Required work
Filter the entries and keep only the lines where the string "this" appears.

Data rows
--------------------------------
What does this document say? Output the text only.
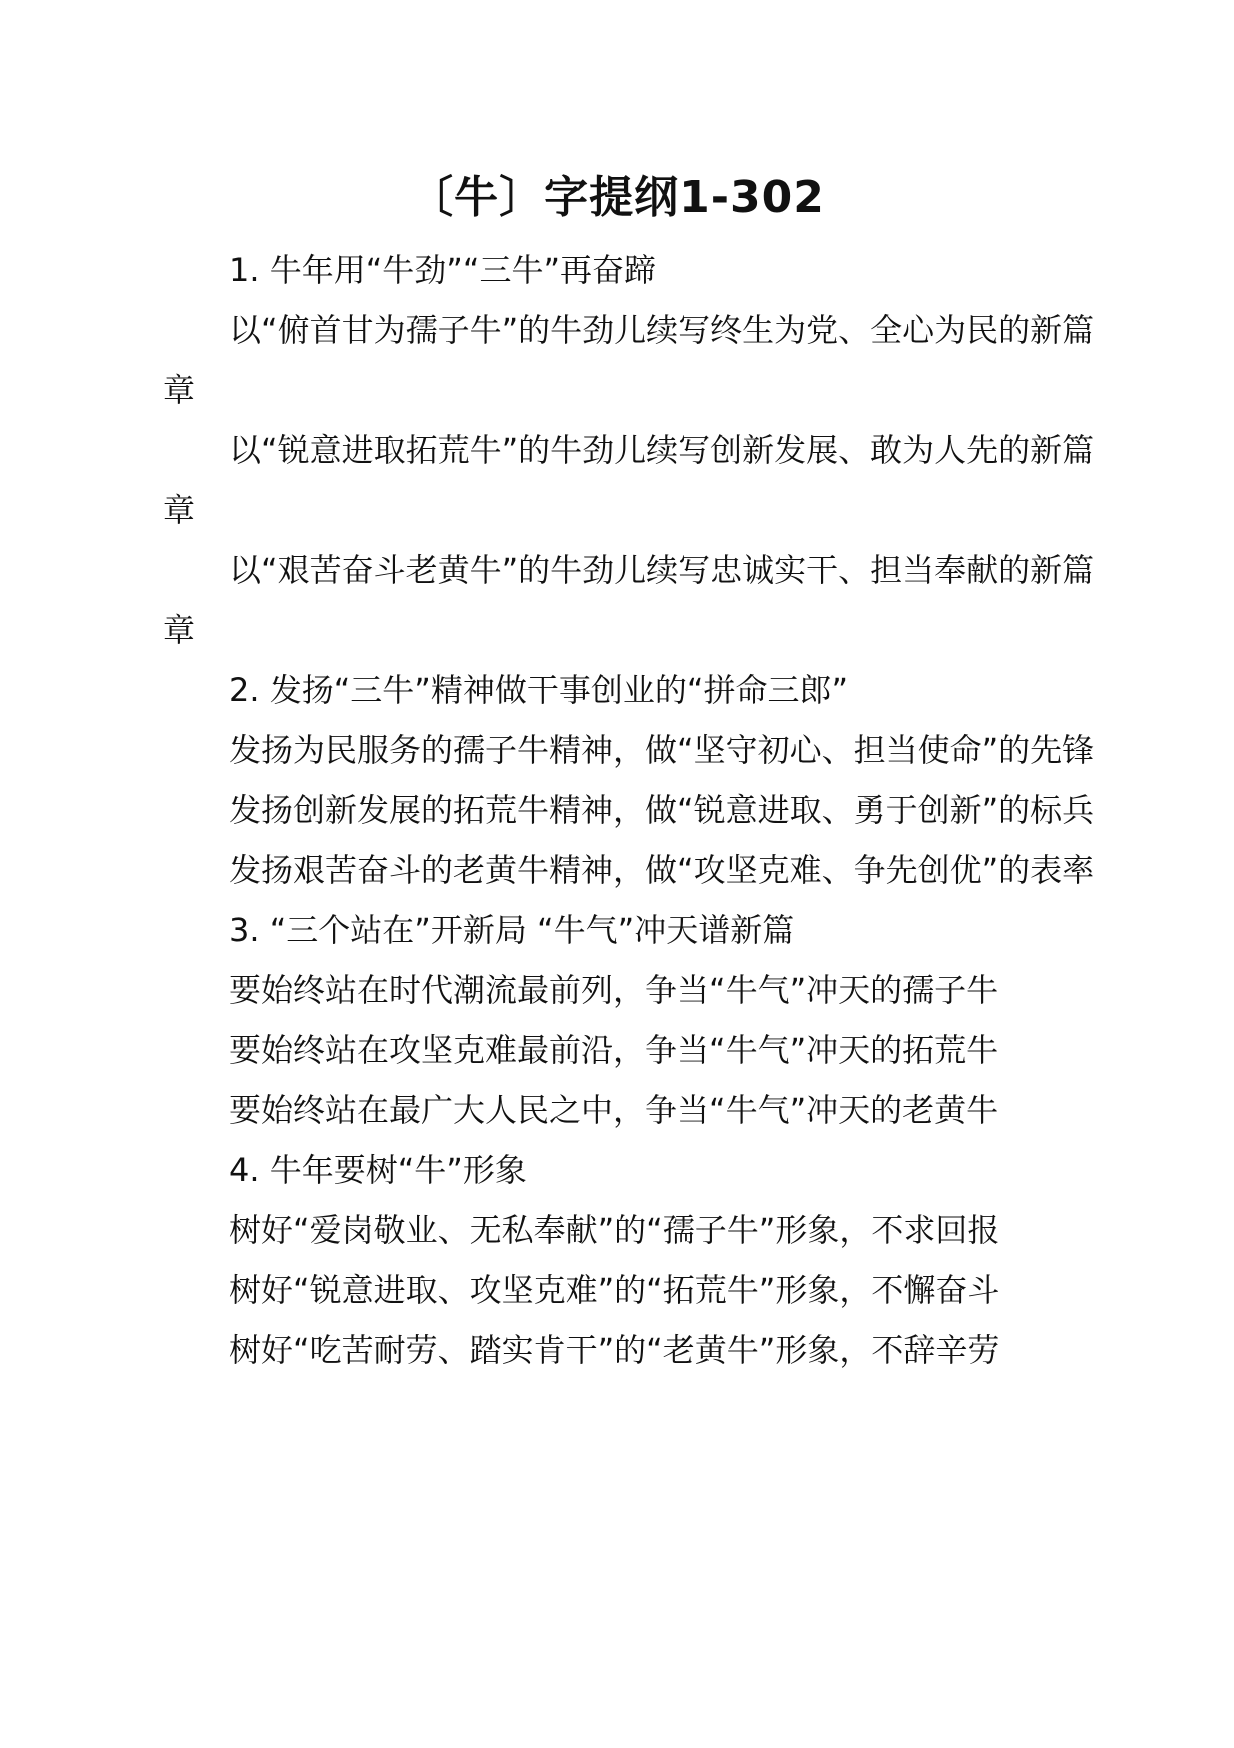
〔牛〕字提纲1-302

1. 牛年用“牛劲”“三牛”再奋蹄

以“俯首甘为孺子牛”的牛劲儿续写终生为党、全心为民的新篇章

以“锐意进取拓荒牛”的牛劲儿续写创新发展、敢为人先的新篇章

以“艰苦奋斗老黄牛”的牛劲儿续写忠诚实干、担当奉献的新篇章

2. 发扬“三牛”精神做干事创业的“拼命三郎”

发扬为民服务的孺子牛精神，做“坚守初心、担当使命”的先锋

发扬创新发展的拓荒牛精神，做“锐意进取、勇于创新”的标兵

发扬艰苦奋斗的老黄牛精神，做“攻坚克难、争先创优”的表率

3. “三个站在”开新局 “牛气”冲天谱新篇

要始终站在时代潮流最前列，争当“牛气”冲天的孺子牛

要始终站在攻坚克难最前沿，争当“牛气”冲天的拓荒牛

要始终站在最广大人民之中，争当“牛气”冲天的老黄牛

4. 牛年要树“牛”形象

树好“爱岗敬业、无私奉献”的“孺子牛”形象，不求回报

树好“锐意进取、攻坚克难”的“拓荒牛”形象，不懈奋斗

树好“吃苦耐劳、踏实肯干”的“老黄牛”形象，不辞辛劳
--------------------------------
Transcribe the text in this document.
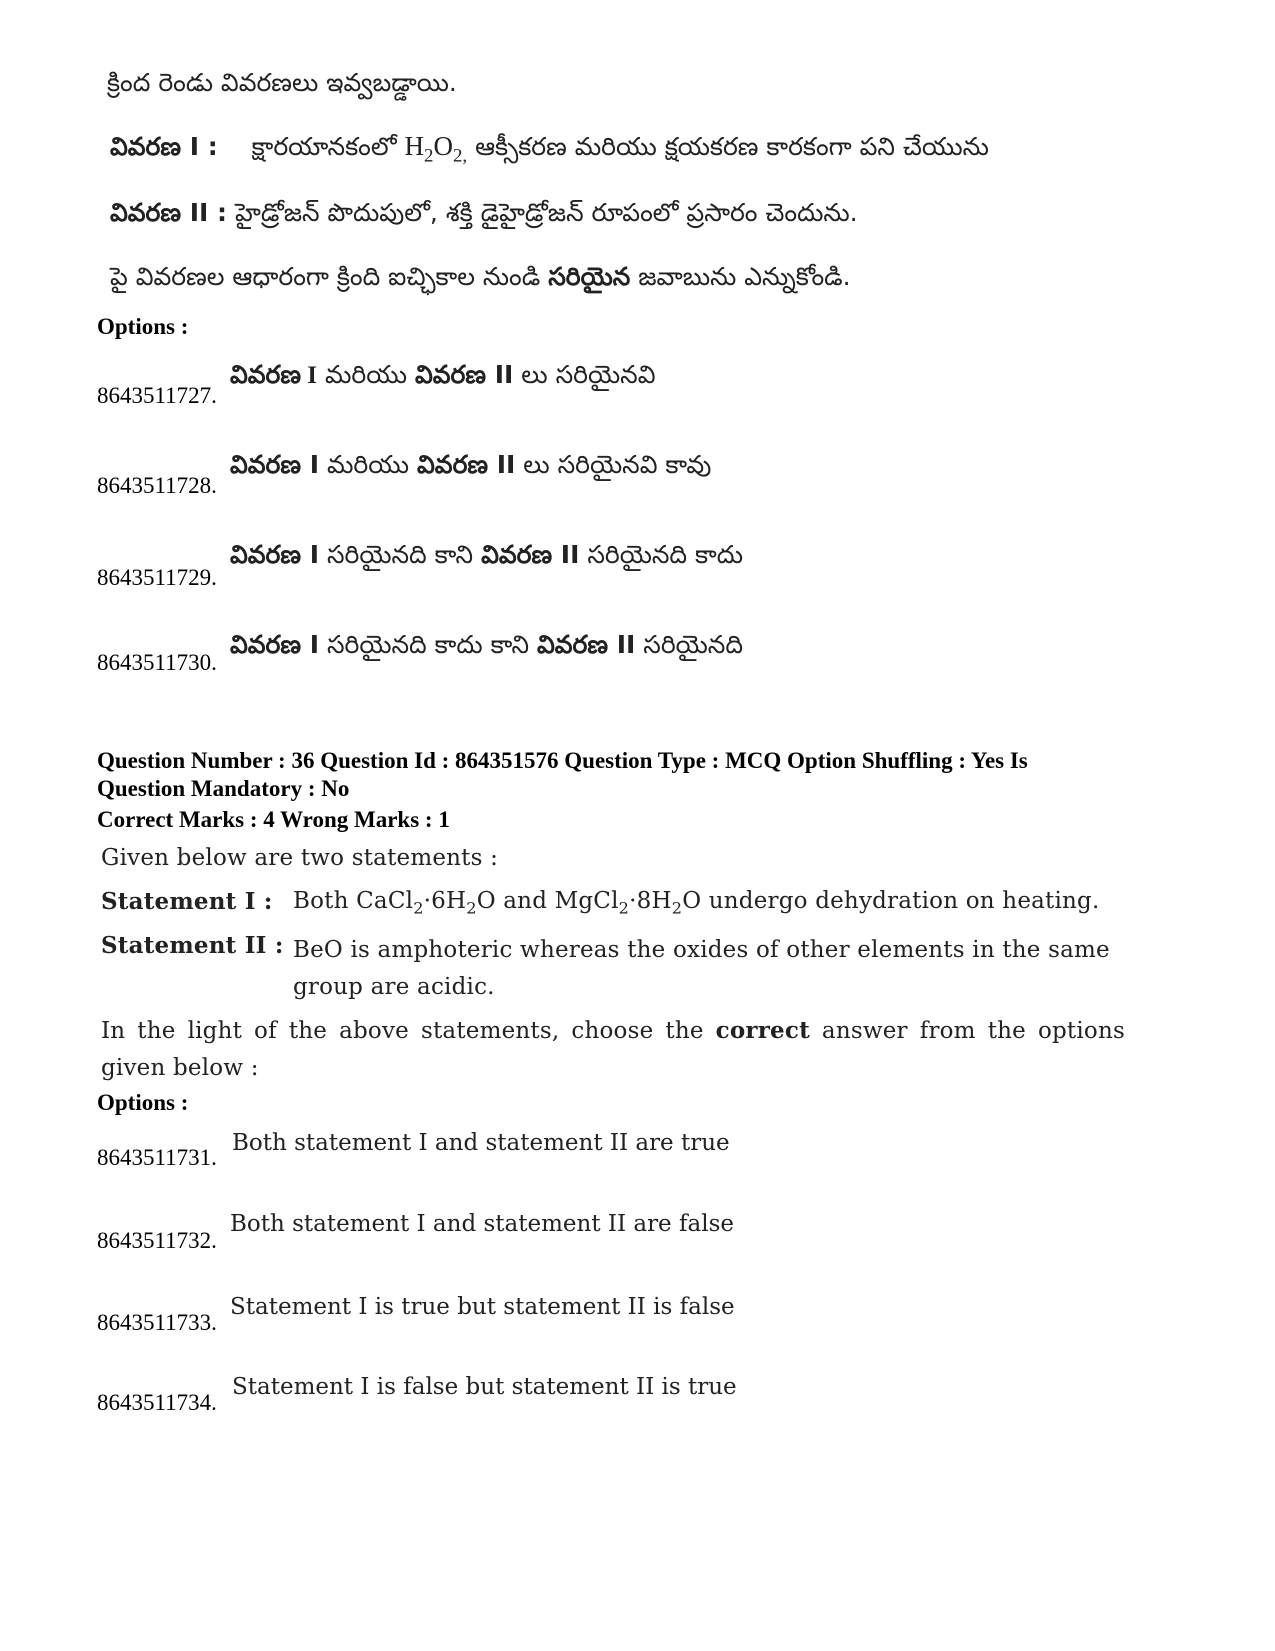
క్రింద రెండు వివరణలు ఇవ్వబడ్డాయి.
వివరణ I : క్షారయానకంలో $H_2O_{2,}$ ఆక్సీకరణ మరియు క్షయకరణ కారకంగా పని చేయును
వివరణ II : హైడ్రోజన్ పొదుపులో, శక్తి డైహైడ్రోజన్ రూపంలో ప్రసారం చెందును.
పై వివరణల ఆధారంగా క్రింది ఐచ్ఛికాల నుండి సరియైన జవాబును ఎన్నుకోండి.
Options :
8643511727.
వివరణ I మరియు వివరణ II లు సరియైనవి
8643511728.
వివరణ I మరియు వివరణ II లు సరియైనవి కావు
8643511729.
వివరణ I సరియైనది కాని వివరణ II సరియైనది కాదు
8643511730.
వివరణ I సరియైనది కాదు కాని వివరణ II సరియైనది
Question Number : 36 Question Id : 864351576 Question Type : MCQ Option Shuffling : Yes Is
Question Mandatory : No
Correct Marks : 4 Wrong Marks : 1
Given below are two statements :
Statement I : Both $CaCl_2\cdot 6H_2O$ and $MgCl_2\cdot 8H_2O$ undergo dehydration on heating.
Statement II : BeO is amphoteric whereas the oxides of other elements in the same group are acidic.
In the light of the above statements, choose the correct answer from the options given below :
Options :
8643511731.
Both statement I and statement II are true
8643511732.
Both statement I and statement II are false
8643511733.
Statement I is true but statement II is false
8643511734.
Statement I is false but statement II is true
--------------------------------
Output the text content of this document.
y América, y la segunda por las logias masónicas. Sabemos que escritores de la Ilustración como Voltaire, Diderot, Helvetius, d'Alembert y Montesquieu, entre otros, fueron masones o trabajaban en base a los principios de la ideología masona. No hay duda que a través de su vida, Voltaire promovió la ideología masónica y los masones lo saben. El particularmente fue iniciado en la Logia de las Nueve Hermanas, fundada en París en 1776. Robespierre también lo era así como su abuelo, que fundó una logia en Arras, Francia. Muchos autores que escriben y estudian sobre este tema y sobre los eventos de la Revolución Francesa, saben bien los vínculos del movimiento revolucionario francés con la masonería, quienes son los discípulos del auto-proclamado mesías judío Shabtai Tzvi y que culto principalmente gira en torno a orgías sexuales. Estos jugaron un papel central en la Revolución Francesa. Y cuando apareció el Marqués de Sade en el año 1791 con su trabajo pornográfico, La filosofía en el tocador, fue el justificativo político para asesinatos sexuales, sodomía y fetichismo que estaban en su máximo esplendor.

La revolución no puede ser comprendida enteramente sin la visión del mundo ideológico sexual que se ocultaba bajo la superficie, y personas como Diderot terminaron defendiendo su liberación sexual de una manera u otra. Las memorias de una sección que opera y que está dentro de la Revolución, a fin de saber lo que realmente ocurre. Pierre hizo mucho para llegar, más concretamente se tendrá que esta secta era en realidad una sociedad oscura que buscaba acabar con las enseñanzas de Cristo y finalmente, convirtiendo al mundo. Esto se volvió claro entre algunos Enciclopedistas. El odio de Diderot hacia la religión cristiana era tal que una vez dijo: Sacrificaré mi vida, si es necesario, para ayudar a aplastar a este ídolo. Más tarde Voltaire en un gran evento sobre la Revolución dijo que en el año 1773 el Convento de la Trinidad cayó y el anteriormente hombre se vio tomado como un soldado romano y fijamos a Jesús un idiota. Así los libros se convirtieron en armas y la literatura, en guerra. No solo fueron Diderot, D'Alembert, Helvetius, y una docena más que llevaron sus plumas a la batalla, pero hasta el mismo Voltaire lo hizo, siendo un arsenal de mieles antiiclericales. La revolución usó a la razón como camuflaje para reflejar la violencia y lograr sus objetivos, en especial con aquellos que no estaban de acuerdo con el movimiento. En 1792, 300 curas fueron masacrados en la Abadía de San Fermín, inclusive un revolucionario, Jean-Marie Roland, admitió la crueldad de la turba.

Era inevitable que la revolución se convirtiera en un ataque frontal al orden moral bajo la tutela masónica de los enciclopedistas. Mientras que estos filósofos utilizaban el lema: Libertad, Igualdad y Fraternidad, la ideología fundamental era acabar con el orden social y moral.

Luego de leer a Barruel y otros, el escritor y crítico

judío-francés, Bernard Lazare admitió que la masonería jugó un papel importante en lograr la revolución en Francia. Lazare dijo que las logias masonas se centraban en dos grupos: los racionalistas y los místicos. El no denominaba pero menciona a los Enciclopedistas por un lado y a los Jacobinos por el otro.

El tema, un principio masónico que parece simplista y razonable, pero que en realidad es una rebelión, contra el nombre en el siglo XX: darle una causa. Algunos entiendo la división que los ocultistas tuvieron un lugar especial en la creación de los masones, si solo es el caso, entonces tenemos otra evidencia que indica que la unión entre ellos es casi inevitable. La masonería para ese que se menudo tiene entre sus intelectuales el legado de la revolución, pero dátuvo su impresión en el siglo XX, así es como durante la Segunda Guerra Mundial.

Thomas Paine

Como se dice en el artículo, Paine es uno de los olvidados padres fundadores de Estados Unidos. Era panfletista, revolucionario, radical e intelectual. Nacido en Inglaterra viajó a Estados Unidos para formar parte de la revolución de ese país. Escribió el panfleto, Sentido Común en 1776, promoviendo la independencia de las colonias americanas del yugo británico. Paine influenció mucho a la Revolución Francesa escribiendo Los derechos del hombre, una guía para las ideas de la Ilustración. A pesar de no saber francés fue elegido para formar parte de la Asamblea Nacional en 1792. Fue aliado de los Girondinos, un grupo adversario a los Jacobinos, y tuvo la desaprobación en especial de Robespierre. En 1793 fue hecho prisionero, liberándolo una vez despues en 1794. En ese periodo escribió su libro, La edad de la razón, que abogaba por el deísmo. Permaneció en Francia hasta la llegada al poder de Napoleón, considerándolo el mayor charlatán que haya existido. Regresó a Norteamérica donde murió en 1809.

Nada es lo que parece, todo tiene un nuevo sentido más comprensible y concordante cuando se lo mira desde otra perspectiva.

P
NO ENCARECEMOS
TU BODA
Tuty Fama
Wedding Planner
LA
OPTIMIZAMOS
--------------------------------
Complete output
What does this document say? Output the text only.
Transcribe the text in this document.
Output the text content of this document.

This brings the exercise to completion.